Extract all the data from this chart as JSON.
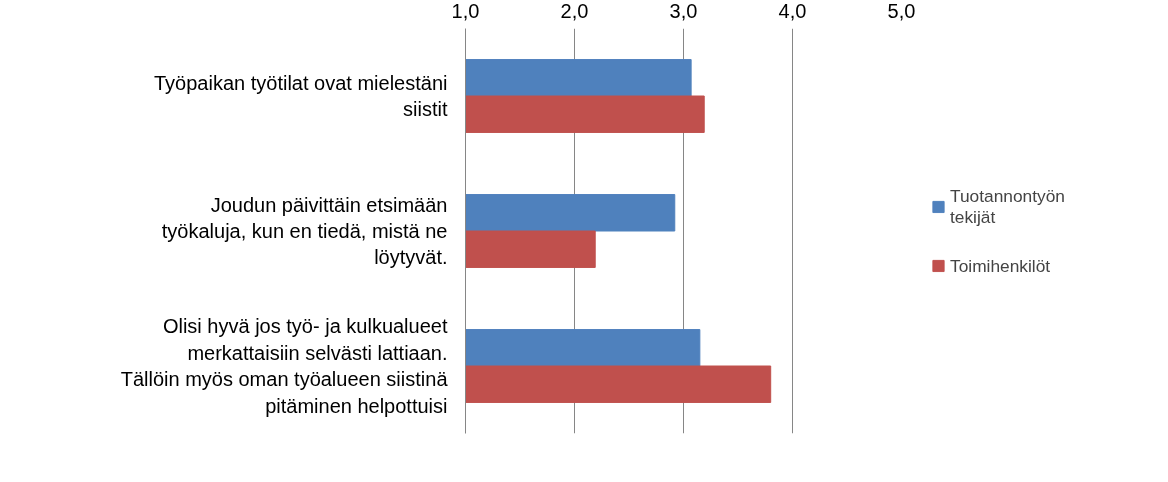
{
  "chart_data": {
    "type": "bar",
    "orientation": "horizontal",
    "categories": [
      "Työpaikan työtilat ovat mielestäni siistit",
      "Joudun päivittäin etsimään työkaluja, kun en tiedä, mistä ne löytyvät.",
      "Olisi hyvä jos työ- ja kulkualueet merkattaisiin selvästi lattiaan. Tällöin myös oman työalueen siistinä pitäminen helpottuisi"
    ],
    "series": [
      {
        "name": "Tuotannontyön tekijät",
        "color": "#4f81bd",
        "values": [
          3.07,
          2.92,
          3.15
        ]
      },
      {
        "name": "Toimihenkilöt",
        "color": "#c0504d",
        "values": [
          3.19,
          2.19,
          3.8
        ]
      }
    ],
    "xlim": [
      1,
      5
    ],
    "xticks": [
      {
        "value": 1,
        "label": "1,0"
      },
      {
        "value": 2,
        "label": "2,0"
      },
      {
        "value": 3,
        "label": "3,0"
      },
      {
        "value": 4,
        "label": "4,0"
      },
      {
        "value": 5,
        "label": "5,0"
      }
    ],
    "grid": "x",
    "legend": "right"
  }
}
....................
Return all of the entries exactly as written, but drop any pictures they hold.

Extract all the data from this chart as JSON.
{
  "chart_data": {
    "type": "bar",
    "orientation": "horizontal",
    "categories": [
      "Työpaikan työtilat ovat mielestäni siistit",
      "Joudun päivittäin etsimään työkaluja, kun en tiedä, mistä ne löytyvät.",
      "Olisi hyvä jos työ- ja kulkualueet merkattaisiin selvästi lattiaan. Tällöin myös oman työalueen siistinä pitäminen helpottuisi"
    ],
    "series": [
      {
        "name": "Tuotannontyön tekijät",
        "color": "#4f81bd",
        "values": [
          3.07,
          2.92,
          3.15
        ]
      },
      {
        "name": "Toimihenkilöt",
        "color": "#c0504d",
        "values": [
          3.19,
          2.19,
          3.8
        ]
      }
    ],
    "xlim": [
      1,
      5
    ],
    "xticks": [
      {
        "value": 1,
        "label": "1,0"
      },
      {
        "value": 2,
        "label": "2,0"
      },
      {
        "value": 3,
        "label": "3,0"
      },
      {
        "value": 4,
        "label": "4,0"
      },
      {
        "value": 5,
        "label": "5,0"
      }
    ],
    "grid": "x",
    "legend": "right"
  }
}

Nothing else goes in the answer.